**TRECHO SELECIONADO:**
+---+

# Transformer

Referência: [Attention is all you need](https://arxiv.org/pdf/1706.03762.pdf)

# Teoria
------

## Introdução

### RNNs clássicas para NLP

- Palavras são codificadas em vetores
- Cada novo estado é baseado no estado anterior
- Decodificação começa no estado final do codificador
![Rnns_classica](images/rnn_classica.png)

### Mecanismo de atenção

- ultima camada do codificador sobrecarregada com todos os textos
- atenção maior para as camadas
- maiores pesos para o contexto estado anterior

![Mecanismo de atenção](images/attention.png)

## Arquitetura 

Essa arquitetura tem como foco os mecanismos de atenção. Ao em vez de cada palavra receber a atenção, nos Transformers cada frase terá esse processo.

![arquitetura](images/transformer.png)
![arquitetura](images/self-attention.png)

+---+

**LINHAS DE DADOS:**

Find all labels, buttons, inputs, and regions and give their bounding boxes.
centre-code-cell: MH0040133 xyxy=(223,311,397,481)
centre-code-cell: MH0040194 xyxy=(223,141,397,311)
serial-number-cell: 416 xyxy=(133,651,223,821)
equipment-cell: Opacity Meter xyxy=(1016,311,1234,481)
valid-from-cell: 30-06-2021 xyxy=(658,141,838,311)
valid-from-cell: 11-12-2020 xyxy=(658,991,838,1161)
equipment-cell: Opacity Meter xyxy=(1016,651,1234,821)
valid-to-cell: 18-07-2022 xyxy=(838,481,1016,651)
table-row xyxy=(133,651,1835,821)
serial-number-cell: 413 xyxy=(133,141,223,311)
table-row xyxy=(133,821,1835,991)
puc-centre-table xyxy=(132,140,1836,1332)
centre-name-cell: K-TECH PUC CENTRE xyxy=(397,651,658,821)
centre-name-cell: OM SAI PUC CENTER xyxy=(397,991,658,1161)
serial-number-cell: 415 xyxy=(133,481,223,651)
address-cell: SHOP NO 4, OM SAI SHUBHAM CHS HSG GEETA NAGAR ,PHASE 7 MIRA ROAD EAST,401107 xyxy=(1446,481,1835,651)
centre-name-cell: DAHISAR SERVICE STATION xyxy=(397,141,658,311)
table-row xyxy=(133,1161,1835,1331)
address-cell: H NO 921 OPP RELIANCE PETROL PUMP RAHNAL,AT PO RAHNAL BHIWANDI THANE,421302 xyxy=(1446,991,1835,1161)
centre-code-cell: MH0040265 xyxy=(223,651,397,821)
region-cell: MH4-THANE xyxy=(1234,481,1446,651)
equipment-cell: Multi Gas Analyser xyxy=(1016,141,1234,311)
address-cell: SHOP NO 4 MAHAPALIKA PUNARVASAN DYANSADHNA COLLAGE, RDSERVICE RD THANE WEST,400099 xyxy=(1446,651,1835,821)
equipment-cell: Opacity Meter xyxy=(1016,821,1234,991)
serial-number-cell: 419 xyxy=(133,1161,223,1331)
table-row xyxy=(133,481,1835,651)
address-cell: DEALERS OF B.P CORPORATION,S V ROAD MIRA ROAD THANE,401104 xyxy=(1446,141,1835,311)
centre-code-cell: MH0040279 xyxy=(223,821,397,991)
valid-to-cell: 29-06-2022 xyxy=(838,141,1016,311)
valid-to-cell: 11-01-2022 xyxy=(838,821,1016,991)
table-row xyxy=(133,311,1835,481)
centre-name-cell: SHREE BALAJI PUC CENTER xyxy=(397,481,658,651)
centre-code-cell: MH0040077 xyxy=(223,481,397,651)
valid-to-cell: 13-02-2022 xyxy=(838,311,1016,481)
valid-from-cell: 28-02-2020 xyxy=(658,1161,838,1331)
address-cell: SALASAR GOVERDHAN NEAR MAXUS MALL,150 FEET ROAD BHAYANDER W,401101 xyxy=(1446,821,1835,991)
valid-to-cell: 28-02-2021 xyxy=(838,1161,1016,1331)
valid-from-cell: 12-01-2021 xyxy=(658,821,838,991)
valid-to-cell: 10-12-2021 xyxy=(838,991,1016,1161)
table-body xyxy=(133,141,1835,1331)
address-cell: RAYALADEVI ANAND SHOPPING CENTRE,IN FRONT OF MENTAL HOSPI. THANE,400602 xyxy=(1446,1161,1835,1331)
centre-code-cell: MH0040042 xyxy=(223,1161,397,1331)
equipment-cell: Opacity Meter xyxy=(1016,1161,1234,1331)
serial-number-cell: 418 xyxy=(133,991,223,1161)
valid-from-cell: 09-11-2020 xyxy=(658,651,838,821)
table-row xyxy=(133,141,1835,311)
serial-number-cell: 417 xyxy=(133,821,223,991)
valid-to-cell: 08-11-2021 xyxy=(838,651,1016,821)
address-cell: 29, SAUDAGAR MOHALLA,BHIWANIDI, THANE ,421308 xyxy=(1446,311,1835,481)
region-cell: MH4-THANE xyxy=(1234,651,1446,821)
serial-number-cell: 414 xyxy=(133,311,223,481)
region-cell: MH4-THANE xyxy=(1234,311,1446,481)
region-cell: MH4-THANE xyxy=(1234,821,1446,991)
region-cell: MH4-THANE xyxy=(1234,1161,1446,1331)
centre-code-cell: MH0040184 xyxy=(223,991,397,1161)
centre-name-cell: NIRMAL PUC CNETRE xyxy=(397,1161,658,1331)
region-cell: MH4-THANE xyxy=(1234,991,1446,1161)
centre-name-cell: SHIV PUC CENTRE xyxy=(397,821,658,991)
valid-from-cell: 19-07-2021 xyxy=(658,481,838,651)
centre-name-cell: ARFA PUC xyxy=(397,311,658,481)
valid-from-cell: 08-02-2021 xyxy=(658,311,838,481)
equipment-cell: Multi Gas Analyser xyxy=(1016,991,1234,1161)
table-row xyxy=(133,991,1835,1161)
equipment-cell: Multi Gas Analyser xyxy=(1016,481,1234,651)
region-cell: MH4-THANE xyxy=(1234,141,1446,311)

+---+

**DESAFIO:**
Reproduza fielmente o texto sobre o Transformer, de "## Arquitetura" até "terá esse processo.", incluindo este último.

**RESPOSTA DA TAREFA:**
## Arquitetura 

Essa arquitetura tem como foco os mecanismos de atenção. Ao em vez de cada palavra receber a atenção, nos Transformers cada frase terá esse processo.